Work to be completed
Your task is to transcribe all of the data below exactly, omitting the images.

Data for this task
^^^^^^^^^^^^^^^^

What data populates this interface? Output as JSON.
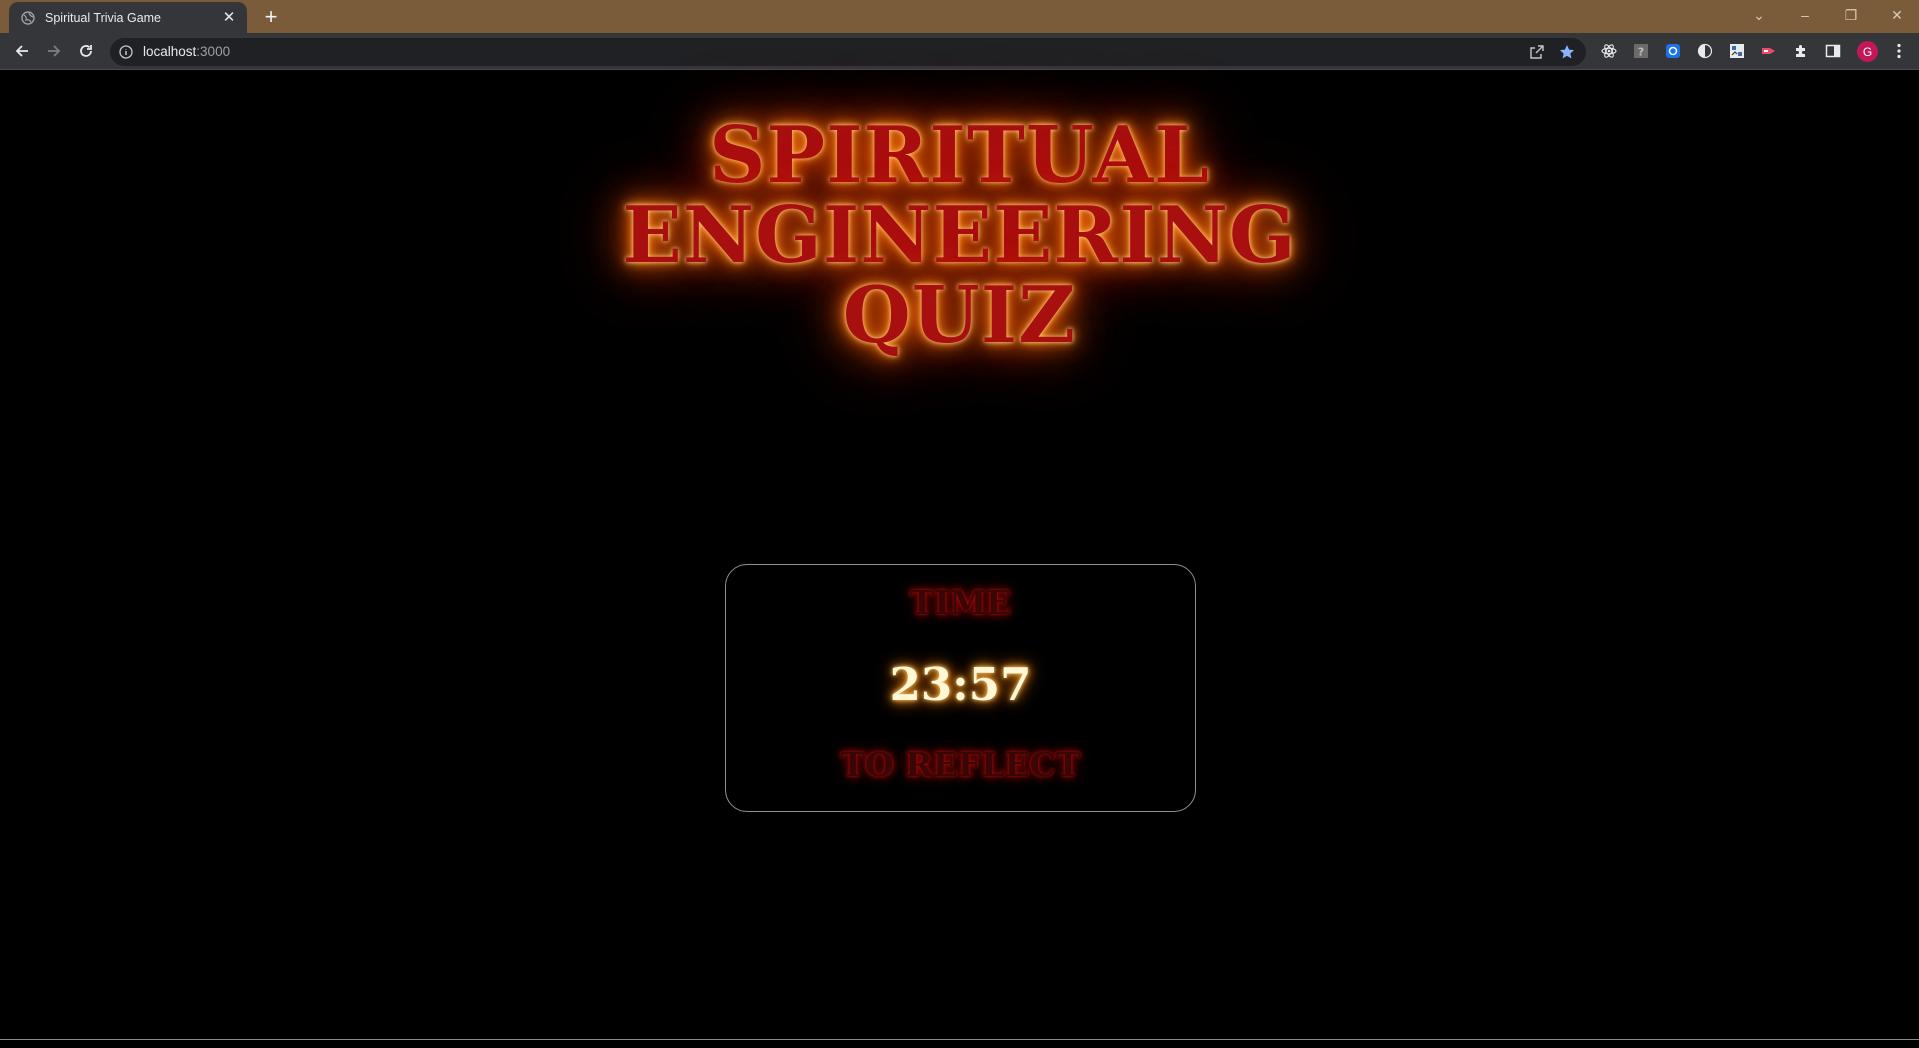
{
  "browser": {
    "tab_title": "Spiritual Trivia Game",
    "url_host": "localhost",
    "url_port": ":3000",
    "profile_initial": "G",
    "icons": {
      "favicon": "globe-icon",
      "close": "close-icon",
      "new_tab": "plus-icon",
      "back": "back-arrow-icon",
      "forward": "forward-arrow-icon",
      "reload": "reload-icon",
      "site_info": "info-icon",
      "share": "share-icon",
      "bookmark": "star-icon",
      "extensions": [
        "react-devtools-icon",
        "help-extension-icon",
        "blue-extension-icon",
        "contrast-extension-icon",
        "image-extension-icon",
        "red-extension-icon",
        "puzzle-icon"
      ],
      "side_panel": "side-panel-icon",
      "menu": "kebab-menu-icon"
    },
    "colors": {
      "tabstrip": "#7a5c3a",
      "toolbar": "#35363a",
      "omnibox": "#202124",
      "avatar": "#c2185b"
    }
  },
  "page": {
    "title_lines": [
      "SPIRITUAL",
      "ENGINEERING",
      "QUIZ"
    ],
    "timer": {
      "label_top": "TIME",
      "value": "23:57",
      "label_bottom": "TO REFLECT"
    },
    "colors": {
      "background": "#000000",
      "title_fill": "#a80f0f",
      "title_glow": "#ff6a00",
      "timer_value": "#fff7d6",
      "timer_border": "#8f8f8f"
    }
  }
}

^^^^^^^^^^^^^^^^

Answer to the problem
What data populates this interface? Output as JSON.
{
  "browser": {
    "tab_title": "Spiritual Trivia Game",
    "url_host": "localhost",
    "url_port": ":3000",
    "profile_initial": "G",
    "icons": {
      "favicon": "globe-icon",
      "close": "close-icon",
      "new_tab": "plus-icon",
      "back": "back-arrow-icon",
      "forward": "forward-arrow-icon",
      "reload": "reload-icon",
      "site_info": "info-icon",
      "share": "share-icon",
      "bookmark": "star-icon",
      "extensions": [
        "react-devtools-icon",
        "help-extension-icon",
        "blue-extension-icon",
        "contrast-extension-icon",
        "image-extension-icon",
        "red-extension-icon",
        "puzzle-icon"
      ],
      "side_panel": "side-panel-icon",
      "menu": "kebab-menu-icon"
    },
    "colors": {
      "tabstrip": "#7a5c3a",
      "toolbar": "#35363a",
      "omnibox": "#202124",
      "avatar": "#c2185b"
    }
  },
  "page": {
    "title_lines": [
      "SPIRITUAL",
      "ENGINEERING",
      "QUIZ"
    ],
    "timer": {
      "label_top": "TIME",
      "value": "23:57",
      "label_bottom": "TO REFLECT"
    },
    "colors": {
      "background": "#000000",
      "title_fill": "#a80f0f",
      "title_glow": "#ff6a00",
      "timer_value": "#fff7d6",
      "timer_border": "#8f8f8f"
    }
  }
}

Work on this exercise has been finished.